### LISTED RECORDS
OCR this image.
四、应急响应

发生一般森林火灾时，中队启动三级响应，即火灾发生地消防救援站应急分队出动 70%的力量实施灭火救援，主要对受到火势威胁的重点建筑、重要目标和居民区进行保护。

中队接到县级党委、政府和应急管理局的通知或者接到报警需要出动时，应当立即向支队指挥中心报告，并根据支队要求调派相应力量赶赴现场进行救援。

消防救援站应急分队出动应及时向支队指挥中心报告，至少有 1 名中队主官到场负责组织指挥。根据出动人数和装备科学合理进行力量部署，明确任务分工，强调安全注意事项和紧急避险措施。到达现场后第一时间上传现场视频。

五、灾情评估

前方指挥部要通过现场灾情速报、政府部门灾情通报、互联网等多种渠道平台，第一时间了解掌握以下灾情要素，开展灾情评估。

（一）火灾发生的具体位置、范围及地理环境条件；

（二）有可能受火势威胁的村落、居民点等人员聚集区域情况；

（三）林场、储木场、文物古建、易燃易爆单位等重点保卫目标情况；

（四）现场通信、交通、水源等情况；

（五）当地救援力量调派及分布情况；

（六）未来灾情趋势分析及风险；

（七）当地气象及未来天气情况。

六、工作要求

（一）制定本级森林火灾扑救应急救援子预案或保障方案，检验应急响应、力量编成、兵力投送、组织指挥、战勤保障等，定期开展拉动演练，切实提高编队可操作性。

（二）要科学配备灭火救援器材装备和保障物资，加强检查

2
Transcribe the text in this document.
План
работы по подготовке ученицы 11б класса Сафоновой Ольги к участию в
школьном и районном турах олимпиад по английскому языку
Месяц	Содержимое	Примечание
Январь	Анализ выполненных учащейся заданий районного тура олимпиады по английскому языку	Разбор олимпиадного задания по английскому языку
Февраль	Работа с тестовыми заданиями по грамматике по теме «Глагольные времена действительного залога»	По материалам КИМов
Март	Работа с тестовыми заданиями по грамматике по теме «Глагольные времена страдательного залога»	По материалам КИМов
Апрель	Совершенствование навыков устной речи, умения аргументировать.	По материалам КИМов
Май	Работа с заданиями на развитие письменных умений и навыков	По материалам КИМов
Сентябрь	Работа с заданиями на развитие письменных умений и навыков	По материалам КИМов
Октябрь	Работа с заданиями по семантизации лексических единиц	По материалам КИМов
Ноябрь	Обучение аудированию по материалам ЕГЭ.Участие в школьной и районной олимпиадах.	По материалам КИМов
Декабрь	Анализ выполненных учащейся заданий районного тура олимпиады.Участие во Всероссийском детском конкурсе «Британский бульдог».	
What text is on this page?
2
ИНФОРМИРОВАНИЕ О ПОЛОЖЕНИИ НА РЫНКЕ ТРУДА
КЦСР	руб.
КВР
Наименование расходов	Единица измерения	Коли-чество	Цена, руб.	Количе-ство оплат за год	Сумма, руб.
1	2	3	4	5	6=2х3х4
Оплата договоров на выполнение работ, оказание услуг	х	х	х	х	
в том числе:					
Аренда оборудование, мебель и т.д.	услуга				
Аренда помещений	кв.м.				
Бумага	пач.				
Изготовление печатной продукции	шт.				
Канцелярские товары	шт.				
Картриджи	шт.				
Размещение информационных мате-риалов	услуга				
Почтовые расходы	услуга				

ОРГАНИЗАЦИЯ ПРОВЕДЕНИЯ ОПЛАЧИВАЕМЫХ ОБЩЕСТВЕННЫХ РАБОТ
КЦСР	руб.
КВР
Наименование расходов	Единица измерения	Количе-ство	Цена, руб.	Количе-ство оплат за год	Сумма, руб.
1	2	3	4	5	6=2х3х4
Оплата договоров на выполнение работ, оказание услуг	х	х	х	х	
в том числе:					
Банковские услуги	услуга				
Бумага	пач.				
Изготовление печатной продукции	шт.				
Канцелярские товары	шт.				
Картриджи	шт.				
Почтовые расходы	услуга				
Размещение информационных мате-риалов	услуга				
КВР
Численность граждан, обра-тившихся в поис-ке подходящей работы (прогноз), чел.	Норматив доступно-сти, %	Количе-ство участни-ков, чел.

### DIRECTIONS
Exactly reproduce all of the entries above.

### OUTPUT OF THE TASK
OCR this image.
四、应急响应

发生一般森林火灾时，中队启动三级响应，即火灾发生地消防救援站应急分队出动 70%的力量实施灭火救援，主要对受到火势威胁的重点建筑、重要目标和居民区进行保护。

中队接到县级党委、政府和应急管理局的通知或者接到报警需要出动时，应当立即向支队指挥中心报告，并根据支队要求调派相应力量赶赴现场进行救援。

消防救援站应急分队出动应及时向支队指挥中心报告，至少有 1 名中队主官到场负责组织指挥。根据出动人数和装备科学合理进行力量部署，明确任务分工，强调安全注意事项和紧急避险措施。到达现场后第一时间上传现场视频。

五、灾情评估

前方指挥部要通过现场灾情速报、政府部门灾情通报、互联网等多种渠道平台，第一时间了解掌握以下灾情要素，开展灾情评估。

（一）火灾发生的具体位置、范围及地理环境条件；

（二）有可能受火势威胁的村落、居民点等人员聚集区域情况；

（三）林场、储木场、文物古建、易燃易爆单位等重点保卫目标情况；

（四）现场通信、交通、水源等情况；

（五）当地救援力量调派及分布情况；

（六）未来灾情趋势分析及风险；

（七）当地气象及未来天气情况。

六、工作要求

（一）制定本级森林火灾扑救应急救援子预案或保障方案，检验应急响应、力量编成、兵力投送、组织指挥、战勤保障等，定期开展拉动演练，切实提高编队可操作性。

（二）要科学配备灭火救援器材装备和保障物资，加强检查

2
Transcribe the text in this document.
План
работы по подготовке ученицы 11б класса Сафоновой Ольги к участию в
школьном и районном турах олимпиад по английскому языку
Месяц	Содержимое	Примечание
Январь	Анализ выполненных учащейся заданий районного тура олимпиады по английскому языку	Разбор олимпиадного задания по английскому языку
Февраль	Работа с тестовыми заданиями по грамматике по теме «Глагольные времена действительного залога»	По материалам КИМов
Март	Работа с тестовыми заданиями по грамматике по теме «Глагольные времена страдательного залога»	По материалам КИМов
Апрель	Совершенствование навыков устной речи, умения аргументировать.	По материалам КИМов
Май	Работа с заданиями на развитие письменных умений и навыков	По материалам КИМов
Сентябрь	Работа с заданиями на развитие письменных умений и навыков	По материалам КИМов
Октябрь	Работа с заданиями по семантизации лексических единиц	По материалам КИМов
Ноябрь	Обучение аудированию по материалам ЕГЭ.Участие в школьной и районной олимпиадах.	По материалам КИМов
Декабрь	Анализ выполненных учащейся заданий районного тура олимпиады.Участие во Всероссийском детском конкурсе «Британский бульдог».	
What text is on this page?
2
ИНФОРМИРОВАНИЕ О ПОЛОЖЕНИИ НА РЫНКЕ ТРУДА
КЦСР	руб.
КВР
Наименование расходов	Единица измерения	Коли-чество	Цена, руб.	Количе-ство оплат за год	Сумма, руб.
1	2	3	4	5	6=2х3х4
Оплата договоров на выполнение работ, оказание услуг	х	х	х	х	
в том числе:					
Аренда оборудование, мебель и т.д.	услуга				
Аренда помещений	кв.м.				
Бумага	пач.				
Изготовление печатной продукции	шт.				
Канцелярские товары	шт.				
Картриджи	шт.				
Размещение информационных мате-риалов	услуга				
Почтовые расходы	услуга				

ОРГАНИЗАЦИЯ ПРОВЕДЕНИЯ ОПЛАЧИВАЕМЫХ ОБЩЕСТВЕННЫХ РАБОТ
КЦСР	руб.
КВР
Наименование расходов	Единица измерения	Количе-ство	Цена, руб.	Количе-ство оплат за год	Сумма, руб.
1	2	3	4	5	6=2х3х4
Оплата договоров на выполнение работ, оказание услуг	х	х	х	х	
в том числе:					
Банковские услуги	услуга				
Бумага	пач.				
Изготовление печатной продукции	шт.				
Канцелярские товары	шт.				
Картриджи	шт.				
Почтовые расходы	услуга				
Размещение информационных мате-риалов	услуга				
КВР
Численность граждан, обра-тившихся в поис-ке подходящей работы (прогноз), чел.	Норматив доступно-сти, %	Количе-ство участни-ков, чел.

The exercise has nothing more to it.